Transcribe the listing exactly, leaving out every picture.

* Data for the task:
──────

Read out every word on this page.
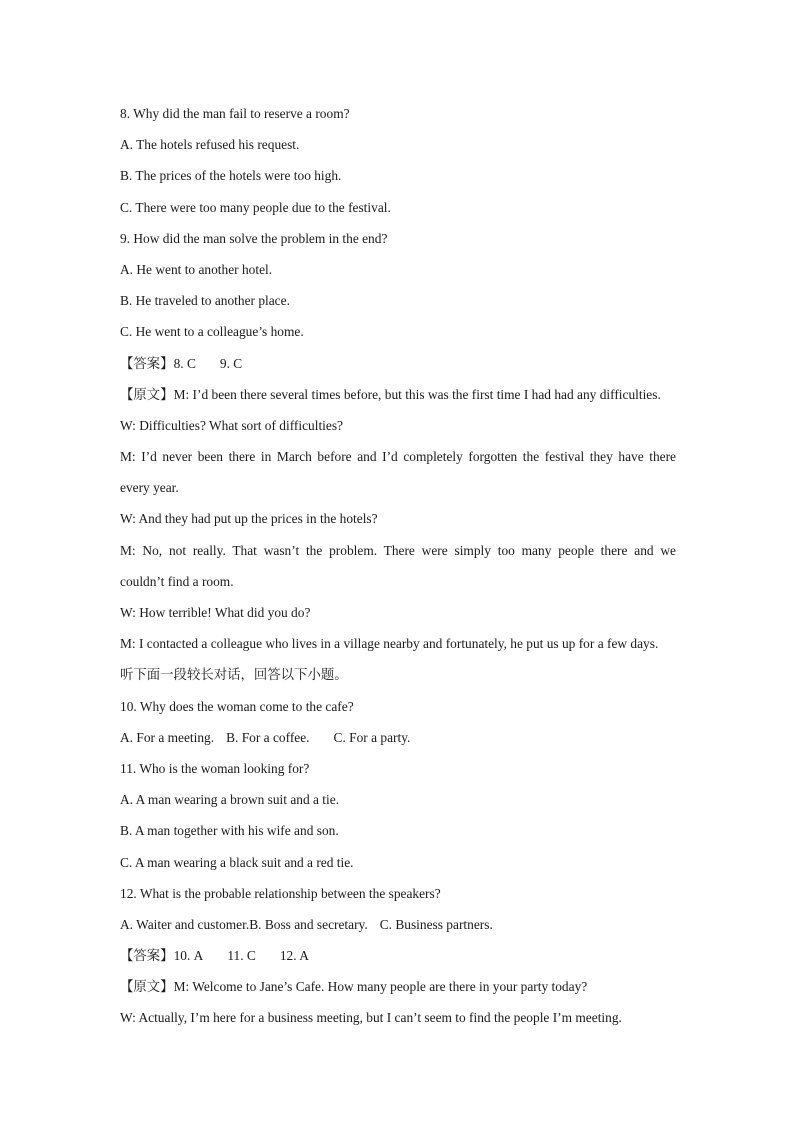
8. Why did the man fail to reserve a room?
A. The hotels refused his request.
B. The prices of the hotels were too high.
C. There were too many people due to the festival.
9. How did the man solve the problem in the end?
A. He went to another hotel.
B. He traveled to another place.
C. He went to a colleague’s home.
【答案】8. C 9. C
【原文】M: I’d been there several times before, but this was the first time I had had any difficulties.
W: Difficulties? What sort of difficulties?
M: I’d never been there in March before and I’d completely forgotten the festival they have there
every year.
W: And they had put up the prices in the hotels?
M: No, not really. That wasn’t the problem. There were simply too many people there and we
couldn’t find a room.
W: How terrible! What did you do?
M: I contacted a colleague who lives in a village nearby and fortunately, he put us up for a few days.
听下面一段较长对话，回答以下小题。
10. Why does the woman come to the cafe?
A. For a meeting. B. For a coffee. C. For a party.
11. Who is the woman looking for?
A. A man wearing a brown suit and a tie.
B. A man together with his wife and son.
C. A man wearing a black suit and a red tie.
12. What is the probable relationship between the speakers?
A. Waiter and customer.B. Boss and secretary. C. Business partners.
【答案】10. A 11. C 12. A
【原文】M: Welcome to Jane’s Cafe. How many people are there in your party today?
W: Actually, I’m here for a business meeting, but I can’t seem to find the people I’m meeting.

──────

* Task response:
Read out every word on this page.
8. Why did the man fail to reserve a room?
A. The hotels refused his request.
B. The prices of the hotels were too high.
C. There were too many people due to the festival.
9. How did the man solve the problem in the end?
A. He went to another hotel.
B. He traveled to another place.
C. He went to a colleague’s home.
【答案】8. C 9. C
【原文】M: I’d been there several times before, but this was the first time I had had any difficulties.
W: Difficulties? What sort of difficulties?
M: I’d never been there in March before and I’d completely forgotten the festival they have there
every year.
W: And they had put up the prices in the hotels?
M: No, not really. That wasn’t the problem. There were simply too many people there and we
couldn’t find a room.
W: How terrible! What did you do?
M: I contacted a colleague who lives in a village nearby and fortunately, he put us up for a few days.
听下面一段较长对话，回答以下小题。
10. Why does the woman come to the cafe?
A. For a meeting. B. For a coffee. C. For a party.
11. Who is the woman looking for?
A. A man wearing a brown suit and a tie.
B. A man together with his wife and son.
C. A man wearing a black suit and a red tie.
12. What is the probable relationship between the speakers?
A. Waiter and customer.B. Boss and secretary. C. Business partners.
【答案】10. A 11. C 12. A
【原文】M: Welcome to Jane’s Cafe. How many people are there in your party today?
W: Actually, I’m here for a business meeting, but I can’t seem to find the people I’m meeting.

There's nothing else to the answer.